WHAT TO WORK ON:
Return all of the data exactly as given.
** START EXTRACTED INFORMATION **
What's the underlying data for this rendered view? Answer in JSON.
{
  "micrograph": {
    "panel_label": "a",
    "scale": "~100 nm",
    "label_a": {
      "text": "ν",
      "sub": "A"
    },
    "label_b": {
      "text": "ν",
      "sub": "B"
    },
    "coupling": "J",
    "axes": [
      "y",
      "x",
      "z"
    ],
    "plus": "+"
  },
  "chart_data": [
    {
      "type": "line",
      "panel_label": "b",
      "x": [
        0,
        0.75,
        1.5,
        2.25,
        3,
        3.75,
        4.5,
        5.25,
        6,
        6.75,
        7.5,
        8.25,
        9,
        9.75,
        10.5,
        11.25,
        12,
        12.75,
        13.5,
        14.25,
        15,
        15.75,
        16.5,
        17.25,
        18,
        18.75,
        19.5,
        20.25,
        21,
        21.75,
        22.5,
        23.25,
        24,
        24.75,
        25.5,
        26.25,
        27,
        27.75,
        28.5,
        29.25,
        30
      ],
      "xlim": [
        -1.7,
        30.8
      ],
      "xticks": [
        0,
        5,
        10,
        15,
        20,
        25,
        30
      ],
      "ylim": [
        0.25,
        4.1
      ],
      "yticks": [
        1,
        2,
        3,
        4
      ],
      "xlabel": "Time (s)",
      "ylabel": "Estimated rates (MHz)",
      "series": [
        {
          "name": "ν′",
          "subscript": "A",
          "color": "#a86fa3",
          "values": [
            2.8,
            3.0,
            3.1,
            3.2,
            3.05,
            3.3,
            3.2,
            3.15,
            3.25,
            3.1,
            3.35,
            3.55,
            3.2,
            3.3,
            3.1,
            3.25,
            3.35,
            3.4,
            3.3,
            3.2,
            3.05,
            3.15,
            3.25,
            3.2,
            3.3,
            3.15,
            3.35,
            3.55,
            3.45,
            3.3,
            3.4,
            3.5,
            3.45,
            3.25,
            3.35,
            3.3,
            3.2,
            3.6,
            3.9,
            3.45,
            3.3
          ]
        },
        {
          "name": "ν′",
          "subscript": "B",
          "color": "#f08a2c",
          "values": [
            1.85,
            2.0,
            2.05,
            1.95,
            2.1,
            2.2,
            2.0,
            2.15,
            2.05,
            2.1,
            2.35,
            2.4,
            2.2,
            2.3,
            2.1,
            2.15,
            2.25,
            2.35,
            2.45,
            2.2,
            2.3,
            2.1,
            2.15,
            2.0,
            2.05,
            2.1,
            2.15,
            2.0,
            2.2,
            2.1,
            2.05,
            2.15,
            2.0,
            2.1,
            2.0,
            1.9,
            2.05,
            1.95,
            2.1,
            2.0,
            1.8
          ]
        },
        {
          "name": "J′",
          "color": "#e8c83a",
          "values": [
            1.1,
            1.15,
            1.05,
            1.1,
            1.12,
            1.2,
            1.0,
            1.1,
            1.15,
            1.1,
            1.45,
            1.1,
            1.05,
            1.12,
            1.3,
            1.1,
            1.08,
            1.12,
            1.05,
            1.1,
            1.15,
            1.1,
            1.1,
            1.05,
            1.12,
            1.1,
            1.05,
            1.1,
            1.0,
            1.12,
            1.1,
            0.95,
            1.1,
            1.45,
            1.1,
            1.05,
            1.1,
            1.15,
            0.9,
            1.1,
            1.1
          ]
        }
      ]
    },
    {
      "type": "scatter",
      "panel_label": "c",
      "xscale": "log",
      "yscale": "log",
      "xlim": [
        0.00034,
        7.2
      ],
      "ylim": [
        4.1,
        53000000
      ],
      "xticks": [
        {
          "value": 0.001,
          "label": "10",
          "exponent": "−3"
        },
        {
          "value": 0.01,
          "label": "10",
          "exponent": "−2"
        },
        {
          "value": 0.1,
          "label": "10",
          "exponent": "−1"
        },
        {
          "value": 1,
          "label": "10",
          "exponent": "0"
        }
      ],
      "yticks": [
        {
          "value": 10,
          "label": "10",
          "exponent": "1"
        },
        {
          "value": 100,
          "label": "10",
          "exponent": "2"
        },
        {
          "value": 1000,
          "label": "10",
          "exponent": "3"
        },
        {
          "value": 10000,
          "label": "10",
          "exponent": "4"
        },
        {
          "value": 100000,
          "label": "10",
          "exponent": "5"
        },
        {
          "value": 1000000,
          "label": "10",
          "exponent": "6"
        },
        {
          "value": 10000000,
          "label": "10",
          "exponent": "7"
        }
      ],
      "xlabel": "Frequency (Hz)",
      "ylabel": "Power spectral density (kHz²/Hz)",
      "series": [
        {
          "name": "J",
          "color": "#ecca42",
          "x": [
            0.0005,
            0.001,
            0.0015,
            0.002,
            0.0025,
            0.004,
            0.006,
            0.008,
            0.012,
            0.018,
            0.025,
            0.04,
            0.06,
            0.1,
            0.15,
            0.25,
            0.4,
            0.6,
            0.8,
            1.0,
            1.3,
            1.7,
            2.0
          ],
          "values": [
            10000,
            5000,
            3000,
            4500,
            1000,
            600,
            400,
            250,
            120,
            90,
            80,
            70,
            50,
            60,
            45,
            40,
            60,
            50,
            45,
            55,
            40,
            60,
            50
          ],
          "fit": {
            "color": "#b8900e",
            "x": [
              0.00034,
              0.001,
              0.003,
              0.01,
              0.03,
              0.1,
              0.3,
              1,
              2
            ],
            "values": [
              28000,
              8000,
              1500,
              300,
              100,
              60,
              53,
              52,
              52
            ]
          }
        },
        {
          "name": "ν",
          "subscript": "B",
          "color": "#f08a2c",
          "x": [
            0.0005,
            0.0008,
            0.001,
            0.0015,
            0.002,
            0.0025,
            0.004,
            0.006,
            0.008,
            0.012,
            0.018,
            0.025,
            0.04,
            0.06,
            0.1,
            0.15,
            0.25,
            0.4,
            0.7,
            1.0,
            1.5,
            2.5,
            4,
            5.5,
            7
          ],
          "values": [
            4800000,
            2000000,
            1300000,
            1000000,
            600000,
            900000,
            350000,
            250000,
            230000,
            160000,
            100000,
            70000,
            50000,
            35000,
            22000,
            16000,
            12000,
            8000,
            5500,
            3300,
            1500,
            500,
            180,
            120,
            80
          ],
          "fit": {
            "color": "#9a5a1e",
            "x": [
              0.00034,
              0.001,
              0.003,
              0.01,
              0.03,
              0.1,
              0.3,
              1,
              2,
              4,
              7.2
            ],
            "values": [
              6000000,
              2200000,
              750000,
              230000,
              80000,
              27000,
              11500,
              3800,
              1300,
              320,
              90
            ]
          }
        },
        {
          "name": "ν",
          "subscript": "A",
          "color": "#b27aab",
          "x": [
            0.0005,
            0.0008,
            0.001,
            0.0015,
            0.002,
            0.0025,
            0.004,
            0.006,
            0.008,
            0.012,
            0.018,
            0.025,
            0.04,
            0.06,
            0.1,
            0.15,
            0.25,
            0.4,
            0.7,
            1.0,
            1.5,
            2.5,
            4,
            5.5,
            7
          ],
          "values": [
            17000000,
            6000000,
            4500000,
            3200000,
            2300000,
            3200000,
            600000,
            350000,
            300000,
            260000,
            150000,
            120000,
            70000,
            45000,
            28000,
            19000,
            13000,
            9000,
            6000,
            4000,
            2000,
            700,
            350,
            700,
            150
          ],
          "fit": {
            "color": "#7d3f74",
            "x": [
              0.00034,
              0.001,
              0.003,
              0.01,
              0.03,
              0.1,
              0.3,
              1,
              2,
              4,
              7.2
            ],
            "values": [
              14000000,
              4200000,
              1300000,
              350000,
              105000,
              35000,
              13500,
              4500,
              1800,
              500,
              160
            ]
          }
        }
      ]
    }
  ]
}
** END EXTRACTED INFORMATION **
FINAL RESULT:
What's the underlying data for this rendered view? Answer in JSON.
{
  "micrograph": {
    "panel_label": "a",
    "scale": "~100 nm",
    "label_a": {
      "text": "ν",
      "sub": "A"
    },
    "label_b": {
      "text": "ν",
      "sub": "B"
    },
    "coupling": "J",
    "axes": [
      "y",
      "x",
      "z"
    ],
    "plus": "+"
  },
  "chart_data": [
    {
      "type": "line",
      "panel_label": "b",
      "x": [
        0,
        0.75,
        1.5,
        2.25,
        3,
        3.75,
        4.5,
        5.25,
        6,
        6.75,
        7.5,
        8.25,
        9,
        9.75,
        10.5,
        11.25,
        12,
        12.75,
        13.5,
        14.25,
        15,
        15.75,
        16.5,
        17.25,
        18,
        18.75,
        19.5,
        20.25,
        21,
        21.75,
        22.5,
        23.25,
        24,
        24.75,
        25.5,
        26.25,
        27,
        27.75,
        28.5,
        29.25,
        30
      ],
      "xlim": [
        -1.7,
        30.8
      ],
      "xticks": [
        0,
        5,
        10,
        15,
        20,
        25,
        30
      ],
      "ylim": [
        0.25,
        4.1
      ],
      "yticks": [
        1,
        2,
        3,
        4
      ],
      "xlabel": "Time (s)",
      "ylabel": "Estimated rates (MHz)",
      "series": [
        {
          "name": "ν′",
          "subscript": "A",
          "color": "#a86fa3",
          "values": [
            2.8,
            3.0,
            3.1,
            3.2,
            3.05,
            3.3,
            3.2,
            3.15,
            3.25,
            3.1,
            3.35,
            3.55,
            3.2,
            3.3,
            3.1,
            3.25,
            3.35,
            3.4,
            3.3,
            3.2,
            3.05,
            3.15,
            3.25,
            3.2,
            3.3,
            3.15,
            3.35,
            3.55,
            3.45,
            3.3,
            3.4,
            3.5,
            3.45,
            3.25,
            3.35,
            3.3,
            3.2,
            3.6,
            3.9,
            3.45,
            3.3
          ]
        },
        {
          "name": "ν′",
          "subscript": "B",
          "color": "#f08a2c",
          "values": [
            1.85,
            2.0,
            2.05,
            1.95,
            2.1,
            2.2,
            2.0,
            2.15,
            2.05,
            2.1,
            2.35,
            2.4,
            2.2,
            2.3,
            2.1,
            2.15,
            2.25,
            2.35,
            2.45,
            2.2,
            2.3,
            2.1,
            2.15,
            2.0,
            2.05,
            2.1,
            2.15,
            2.0,
            2.2,
            2.1,
            2.05,
            2.15,
            2.0,
            2.1,
            2.0,
            1.9,
            2.05,
            1.95,
            2.1,
            2.0,
            1.8
          ]
        },
        {
          "name": "J′",
          "color": "#e8c83a",
          "values": [
            1.1,
            1.15,
            1.05,
            1.1,
            1.12,
            1.2,
            1.0,
            1.1,
            1.15,
            1.1,
            1.45,
            1.1,
            1.05,
            1.12,
            1.3,
            1.1,
            1.08,
            1.12,
            1.05,
            1.1,
            1.15,
            1.1,
            1.1,
            1.05,
            1.12,
            1.1,
            1.05,
            1.1,
            1.0,
            1.12,
            1.1,
            0.95,
            1.1,
            1.45,
            1.1,
            1.05,
            1.1,
            1.15,
            0.9,
            1.1,
            1.1
          ]
        }
      ]
    },
    {
      "type": "scatter",
      "panel_label": "c",
      "xscale": "log",
      "yscale": "log",
      "xlim": [
        0.00034,
        7.2
      ],
      "ylim": [
        4.1,
        53000000
      ],
      "xticks": [
        {
          "value": 0.001,
          "label": "10",
          "exponent": "−3"
        },
        {
          "value": 0.01,
          "label": "10",
          "exponent": "−2"
        },
        {
          "value": 0.1,
          "label": "10",
          "exponent": "−1"
        },
        {
          "value": 1,
          "label": "10",
          "exponent": "0"
        }
      ],
      "yticks": [
        {
          "value": 10,
          "label": "10",
          "exponent": "1"
        },
        {
          "value": 100,
          "label": "10",
          "exponent": "2"
        },
        {
          "value": 1000,
          "label": "10",
          "exponent": "3"
        },
        {
          "value": 10000,
          "label": "10",
          "exponent": "4"
        },
        {
          "value": 100000,
          "label": "10",
          "exponent": "5"
        },
        {
          "value": 1000000,
          "label": "10",
          "exponent": "6"
        },
        {
          "value": 10000000,
          "label": "10",
          "exponent": "7"
        }
      ],
      "xlabel": "Frequency (Hz)",
      "ylabel": "Power spectral density (kHz²/Hz)",
      "series": [
        {
          "name": "J",
          "color": "#ecca42",
          "x": [
            0.0005,
            0.001,
            0.0015,
            0.002,
            0.0025,
            0.004,
            0.006,
            0.008,
            0.012,
            0.018,
            0.025,
            0.04,
            0.06,
            0.1,
            0.15,
            0.25,
            0.4,
            0.6,
            0.8,
            1.0,
            1.3,
            1.7,
            2.0
          ],
          "values": [
            10000,
            5000,
            3000,
            4500,
            1000,
            600,
            400,
            250,
            120,
            90,
            80,
            70,
            50,
            60,
            45,
            40,
            60,
            50,
            45,
            55,
            40,
            60,
            50
          ],
          "fit": {
            "color": "#b8900e",
            "x": [
              0.00034,
              0.001,
              0.003,
              0.01,
              0.03,
              0.1,
              0.3,
              1,
              2
            ],
            "values": [
              28000,
              8000,
              1500,
              300,
              100,
              60,
              53,
              52,
              52
            ]
          }
        },
        {
          "name": "ν",
          "subscript": "B",
          "color": "#f08a2c",
          "x": [
            0.0005,
            0.0008,
            0.001,
            0.0015,
            0.002,
            0.0025,
            0.004,
            0.006,
            0.008,
            0.012,
            0.018,
            0.025,
            0.04,
            0.06,
            0.1,
            0.15,
            0.25,
            0.4,
            0.7,
            1.0,
            1.5,
            2.5,
            4,
            5.5,
            7
          ],
          "values": [
            4800000,
            2000000,
            1300000,
            1000000,
            600000,
            900000,
            350000,
            250000,
            230000,
            160000,
            100000,
            70000,
            50000,
            35000,
            22000,
            16000,
            12000,
            8000,
            5500,
            3300,
            1500,
            500,
            180,
            120,
            80
          ],
          "fit": {
            "color": "#9a5a1e",
            "x": [
              0.00034,
              0.001,
              0.003,
              0.01,
              0.03,
              0.1,
              0.3,
              1,
              2,
              4,
              7.2
            ],
            "values": [
              6000000,
              2200000,
              750000,
              230000,
              80000,
              27000,
              11500,
              3800,
              1300,
              320,
              90
            ]
          }
        },
        {
          "name": "ν",
          "subscript": "A",
          "color": "#b27aab",
          "x": [
            0.0005,
            0.0008,
            0.001,
            0.0015,
            0.002,
            0.0025,
            0.004,
            0.006,
            0.008,
            0.012,
            0.018,
            0.025,
            0.04,
            0.06,
            0.1,
            0.15,
            0.25,
            0.4,
            0.7,
            1.0,
            1.5,
            2.5,
            4,
            5.5,
            7
          ],
          "values": [
            17000000,
            6000000,
            4500000,
            3200000,
            2300000,
            3200000,
            600000,
            350000,
            300000,
            260000,
            150000,
            120000,
            70000,
            45000,
            28000,
            19000,
            13000,
            9000,
            6000,
            4000,
            2000,
            700,
            350,
            700,
            150
          ],
          "fit": {
            "color": "#7d3f74",
            "x": [
              0.00034,
              0.001,
              0.003,
              0.01,
              0.03,
              0.1,
              0.3,
              1,
              2,
              4,
              7.2
            ],
            "values": [
              14000000,
              4200000,
              1300000,
              350000,
              105000,
              35000,
              13500,
              4500,
              1800,
              500,
              160
            ]
          }
        }
      ]
    }
  ]
}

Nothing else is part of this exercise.